PROBLEM TO SOLVE
Print the lines below again verbatim, starting at the line containing "spectrogram-blob (73, 258, 80, 263)" and ending at the line containing "spectrogram-blob (408, 31, 416, 37)", both included.

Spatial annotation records

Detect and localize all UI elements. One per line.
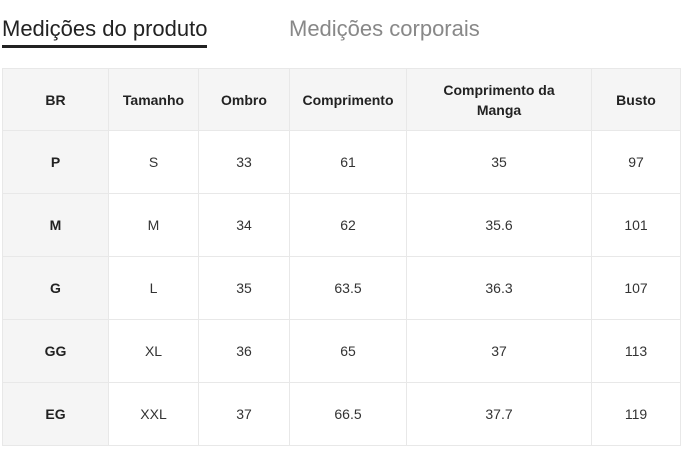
- size-table: BR Tamanho Ombro Comprimento Comprimento…: [2, 68, 681, 446]
- cell-length: 63.5: [289, 256, 407, 320]
- cell-size: S: [108, 130, 199, 194]
- cell-br: EG: [2, 382, 109, 446]
- cell-shoulder: 37: [198, 382, 290, 446]
- table-row: M M 34 62 35.6 101: [2, 193, 681, 257]
- table-row: G L 35 63.5 36.3 107: [2, 256, 681, 320]
- cell-length: 65: [289, 319, 407, 383]
- header-br: BR: [2, 68, 109, 131]
- cell-sleeve-length: 36.3: [406, 256, 592, 320]
- cell-size: M: [108, 193, 199, 257]
- cell-bust: 101: [591, 193, 681, 257]
- table-row: EG XXL 37 66.5 37.7 119: [2, 382, 681, 446]
- cell-br: GG: [2, 319, 109, 383]
- cell-bust: 119: [591, 382, 681, 446]
- cell-size: L: [108, 256, 199, 320]
- cell-length: 62: [289, 193, 407, 257]
- table-row: P S 33 61 35 97: [2, 130, 681, 194]
- header-size: Tamanho: [108, 68, 199, 131]
- cell-shoulder: 35: [198, 256, 290, 320]
- cell-bust: 113: [591, 319, 681, 383]
- cell-shoulder: 33: [198, 130, 290, 194]
- cell-shoulder: 34: [198, 193, 290, 257]
- cell-sleeve-length: 35: [406, 130, 592, 194]
- header-shoulder: Ombro: [198, 68, 290, 131]
- cell-shoulder: 36: [198, 319, 290, 383]
- header-sleeve-length: Comprimento da Manga: [406, 68, 592, 131]
- cell-bust: 97: [591, 130, 681, 194]
- cell-br: G: [2, 256, 109, 320]
- cell-sleeve-length: 37: [406, 319, 592, 383]
- header-bust: Busto: [591, 68, 681, 131]
- cell-sleeve-length: 35.6: [406, 193, 592, 257]
- cell-br: P: [2, 130, 109, 194]
- cell-size: XXL: [108, 382, 199, 446]
- header-length: Comprimento: [289, 68, 407, 131]
- tab-body-measurements[interactable]: Medições corporais: [289, 16, 480, 41]
- cell-bust: 107: [591, 256, 681, 320]
- table-header-row: BR Tamanho Ombro Comprimento Comprimento…: [2, 68, 681, 131]
- tab-product-measurements[interactable]: Medições do produto: [2, 14, 208, 48]
- cell-length: 61: [289, 130, 407, 194]
- cell-size: XL: [108, 319, 199, 383]
- table-row: GG XL 36 65 37 113: [2, 319, 681, 383]
- cell-length: 66.5: [289, 382, 407, 446]
- cell-sleeve-length: 37.7: [406, 382, 592, 446]
- cell-br: M: [2, 193, 109, 257]
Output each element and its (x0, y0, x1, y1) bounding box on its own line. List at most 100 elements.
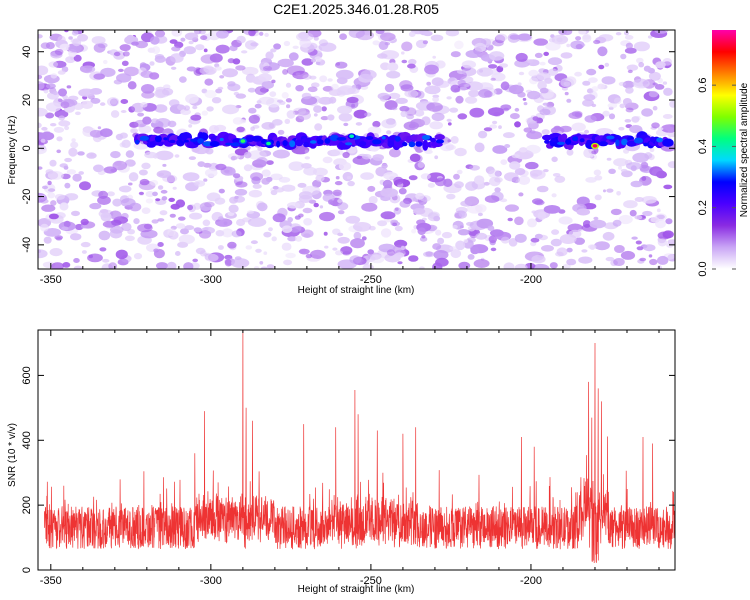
spectrogram-blob (73, 258, 80, 263)
spectrogram-blob (153, 154, 158, 159)
spectrogram-blob (514, 107, 520, 112)
spectrogram-blob (525, 144, 541, 154)
spectrogram-blob (235, 181, 248, 188)
spectrogram-blob (433, 215, 441, 222)
spectrogram-blob (656, 170, 667, 179)
spectrogram-blob (397, 261, 403, 265)
spectrogram-blob (78, 171, 84, 175)
band-core (615, 139, 620, 147)
spectrogram-blob (452, 224, 458, 229)
spectrogram-blob (56, 149, 61, 154)
spectrogram-blob (81, 100, 94, 109)
spectrogram-blob (519, 147, 528, 153)
spectrogram-blob (50, 73, 58, 79)
spectrogram-blob (656, 208, 661, 213)
spectrogram-blob (613, 258, 625, 266)
spectrogram-blob (650, 216, 660, 223)
spectrogram-blob (398, 188, 407, 195)
spectrogram-blob (203, 48, 208, 53)
spectrogram-blob (509, 161, 521, 170)
spectrogram-blob (257, 147, 263, 151)
band-core (402, 142, 408, 147)
spectrogram-blob (400, 110, 408, 118)
spectrogram-blob (121, 139, 131, 148)
spectrogram-blob (337, 199, 343, 203)
spectrogram-blob (182, 172, 200, 182)
spectrogram-blob (100, 102, 106, 106)
x-tick-label: -250 (360, 274, 382, 286)
spectrogram-blob (500, 159, 508, 166)
spectrogram-blob (408, 31, 416, 37)
spectrogram-blob (112, 198, 122, 207)
spectrogram-blob (45, 42, 55, 50)
spectrogram-blob (39, 131, 55, 141)
spectrogram-blob (642, 210, 653, 217)
spectrogram-blob (38, 34, 43, 39)
spectrogram-blob (408, 58, 417, 66)
spectrogram-blob (59, 43, 71, 51)
spectrogram-blob (531, 263, 550, 269)
spectrogram-blob (332, 189, 342, 196)
spectrogram-blob (414, 109, 425, 117)
spectrogram-blob (618, 81, 627, 87)
spectrogram-blob (350, 238, 365, 249)
band-core (184, 139, 189, 143)
spectrogram-blob (575, 36, 582, 41)
spectrogram-blob (474, 42, 486, 53)
spectrogram-blob (286, 104, 291, 109)
spectrogram-blob (56, 136, 63, 142)
spectrogram-blob (562, 36, 568, 43)
spectrogram-blob (582, 99, 594, 107)
spectrogram-blob (80, 241, 91, 248)
spectrogram-blob (648, 71, 661, 81)
spectrogram-blob (186, 66, 197, 72)
spectrogram-blob (78, 88, 95, 97)
spectrogram-blob (231, 230, 242, 238)
spectrogram-blob (474, 175, 485, 185)
spectrogram-blob (302, 207, 313, 214)
spectrogram-blob (490, 229, 504, 237)
spectrogram-blob (201, 226, 215, 234)
spectrogram-blob (641, 108, 653, 117)
spectrogram-blob (47, 192, 56, 199)
spectrogram-blob (110, 110, 120, 118)
spectrogram-blob (40, 223, 49, 232)
spectrogram-blob (171, 30, 183, 37)
spectrogram-blob (337, 105, 353, 115)
spectrogram-blob (591, 150, 596, 154)
spectrogram-blob (64, 182, 71, 189)
spectrogram-blob (643, 244, 656, 252)
x-tick-label: -350 (40, 274, 62, 286)
spectrogram-blob (103, 166, 117, 174)
band-core (606, 135, 615, 140)
spectrogram-blob (362, 153, 372, 160)
spectrogram-blob (310, 249, 326, 259)
spectrogram-blob (298, 248, 310, 255)
band-core (209, 141, 220, 147)
spectrogram-blob (168, 99, 180, 107)
spectrogram-blob (57, 35, 66, 44)
spectrogram-blob (349, 255, 362, 264)
spectrogram-blob (514, 233, 527, 243)
spectrogram-blob (386, 130, 392, 135)
spectrogram-blob (313, 105, 323, 113)
spectrogram-blob (559, 234, 577, 244)
spectrogram-blob (304, 156, 310, 160)
spectrogram-blob (597, 46, 608, 57)
spectrogram-blob (141, 91, 155, 99)
spectrogram-blob (435, 80, 450, 88)
spectrogram-blob (490, 77, 496, 81)
spectrogram-blob (252, 183, 262, 189)
spectrogram-blob (562, 263, 571, 269)
spectrogram-blob (58, 120, 71, 127)
colorbar-tick-label: 0.4 (697, 139, 709, 154)
spectrogram-blob (375, 30, 385, 35)
spectrogram-blob (48, 188, 56, 192)
spectrogram-blob (106, 191, 115, 197)
spectrogram-blob (602, 110, 610, 117)
spectrogram-blob (504, 144, 511, 148)
spectrogram-blob (622, 80, 635, 89)
spectrogram-blob (461, 67, 477, 77)
spectrogram-blob (339, 33, 347, 40)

REPLY TO THE EXERCISE
spectrogram-blob (73, 258, 80, 263)
spectrogram-blob (153, 154, 158, 159)
spectrogram-blob (514, 107, 520, 112)
spectrogram-blob (525, 144, 541, 154)
spectrogram-blob (235, 181, 248, 188)
spectrogram-blob (433, 215, 441, 222)
spectrogram-blob (656, 170, 667, 179)
spectrogram-blob (397, 261, 403, 265)
spectrogram-blob (78, 171, 84, 175)
band-core (615, 139, 620, 147)
spectrogram-blob (452, 224, 458, 229)
spectrogram-blob (56, 149, 61, 154)
spectrogram-blob (81, 100, 94, 109)
spectrogram-blob (519, 147, 528, 153)
spectrogram-blob (50, 73, 58, 79)
spectrogram-blob (656, 208, 661, 213)
spectrogram-blob (613, 258, 625, 266)
spectrogram-blob (650, 216, 660, 223)
spectrogram-blob (398, 188, 407, 195)
spectrogram-blob (203, 48, 208, 53)
spectrogram-blob (509, 161, 521, 170)
spectrogram-blob (257, 147, 263, 151)
band-core (402, 142, 408, 147)
spectrogram-blob (400, 110, 408, 118)
spectrogram-blob (121, 139, 131, 148)
spectrogram-blob (337, 199, 343, 203)
spectrogram-blob (182, 172, 200, 182)
spectrogram-blob (100, 102, 106, 106)
x-tick-label: -250 (360, 274, 382, 286)
spectrogram-blob (500, 159, 508, 166)
spectrogram-blob (408, 31, 416, 37)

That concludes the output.